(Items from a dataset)
[START]
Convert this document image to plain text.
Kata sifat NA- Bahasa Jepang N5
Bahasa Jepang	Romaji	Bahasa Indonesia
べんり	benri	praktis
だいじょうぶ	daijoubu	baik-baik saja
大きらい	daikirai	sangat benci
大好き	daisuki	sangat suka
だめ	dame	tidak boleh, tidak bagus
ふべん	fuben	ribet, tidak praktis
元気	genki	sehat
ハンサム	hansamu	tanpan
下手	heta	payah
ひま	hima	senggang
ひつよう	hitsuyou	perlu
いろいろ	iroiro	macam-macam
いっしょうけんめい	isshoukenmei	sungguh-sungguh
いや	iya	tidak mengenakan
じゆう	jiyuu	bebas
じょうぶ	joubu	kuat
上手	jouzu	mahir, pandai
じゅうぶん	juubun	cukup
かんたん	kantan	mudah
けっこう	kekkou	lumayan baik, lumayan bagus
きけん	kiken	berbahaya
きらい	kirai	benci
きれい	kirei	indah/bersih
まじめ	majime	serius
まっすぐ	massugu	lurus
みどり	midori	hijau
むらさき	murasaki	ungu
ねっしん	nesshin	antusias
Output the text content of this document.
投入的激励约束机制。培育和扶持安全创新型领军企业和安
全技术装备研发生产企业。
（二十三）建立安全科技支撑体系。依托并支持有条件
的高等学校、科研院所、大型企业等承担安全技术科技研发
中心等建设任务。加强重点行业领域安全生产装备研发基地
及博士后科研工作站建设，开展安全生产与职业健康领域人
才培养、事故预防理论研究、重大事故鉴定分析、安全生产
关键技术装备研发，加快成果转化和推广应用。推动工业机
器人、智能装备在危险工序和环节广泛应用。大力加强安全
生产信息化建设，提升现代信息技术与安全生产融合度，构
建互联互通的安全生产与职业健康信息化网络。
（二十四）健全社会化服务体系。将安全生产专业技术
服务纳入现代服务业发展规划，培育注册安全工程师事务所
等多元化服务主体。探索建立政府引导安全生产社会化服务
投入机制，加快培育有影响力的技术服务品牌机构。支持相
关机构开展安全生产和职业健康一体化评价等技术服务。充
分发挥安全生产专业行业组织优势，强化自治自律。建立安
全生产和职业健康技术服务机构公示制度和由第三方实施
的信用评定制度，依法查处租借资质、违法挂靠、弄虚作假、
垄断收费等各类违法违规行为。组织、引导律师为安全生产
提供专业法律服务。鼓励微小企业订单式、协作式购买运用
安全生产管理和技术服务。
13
[END]
▸ **TASK TO CARRY OUT**:
Transcribe every record above exactly as it appears.

▸ **COMPLETED TASK**:
Convert this document image to plain text.
Kata sifat NA- Bahasa Jepang N5
Bahasa Jepang	Romaji	Bahasa Indonesia
べんり	benri	praktis
だいじょうぶ	daijoubu	baik-baik saja
大きらい	daikirai	sangat benci
大好き	daisuki	sangat suka
だめ	dame	tidak boleh, tidak bagus
ふべん	fuben	ribet, tidak praktis
元気	genki	sehat
ハンサム	hansamu	tanpan
下手	heta	payah
ひま	hima	senggang
ひつよう	hitsuyou	perlu
いろいろ	iroiro	macam-macam
いっしょうけんめい	isshoukenmei	sungguh-sungguh
いや	iya	tidak mengenakan
じゆう	jiyuu	bebas
じょうぶ	joubu	kuat
上手	jouzu	mahir, pandai
じゅうぶん	juubun	cukup
かんたん	kantan	mudah
けっこう	kekkou	lumayan baik, lumayan bagus
きけん	kiken	berbahaya
きらい	kirai	benci
きれい	kirei	indah/bersih
まじめ	majime	serius
まっすぐ	massugu	lurus
みどり	midori	hijau
むらさき	murasaki	ungu
ねっしん	nesshin	antusias
Output the text content of this document.
投入的激励约束机制。培育和扶持安全创新型领军企业和安
全技术装备研发生产企业。
（二十三）建立安全科技支撑体系。依托并支持有条件
的高等学校、科研院所、大型企业等承担安全技术科技研发
中心等建设任务。加强重点行业领域安全生产装备研发基地
及博士后科研工作站建设，开展安全生产与职业健康领域人
才培养、事故预防理论研究、重大事故鉴定分析、安全生产
关键技术装备研发，加快成果转化和推广应用。推动工业机
器人、智能装备在危险工序和环节广泛应用。大力加强安全
生产信息化建设，提升现代信息技术与安全生产融合度，构
建互联互通的安全生产与职业健康信息化网络。
（二十四）健全社会化服务体系。将安全生产专业技术
服务纳入现代服务业发展规划，培育注册安全工程师事务所
等多元化服务主体。探索建立政府引导安全生产社会化服务
投入机制，加快培育有影响力的技术服务品牌机构。支持相
关机构开展安全生产和职业健康一体化评价等技术服务。充
分发挥安全生产专业行业组织优势，强化自治自律。建立安
全生产和职业健康技术服务机构公示制度和由第三方实施
的信用评定制度，依法查处租借资质、违法挂靠、弄虚作假、
垄断收费等各类违法违规行为。组织、引导律师为安全生产
提供专业法律服务。鼓励微小企业订单式、协作式购买运用
安全生产管理和技术服务。
13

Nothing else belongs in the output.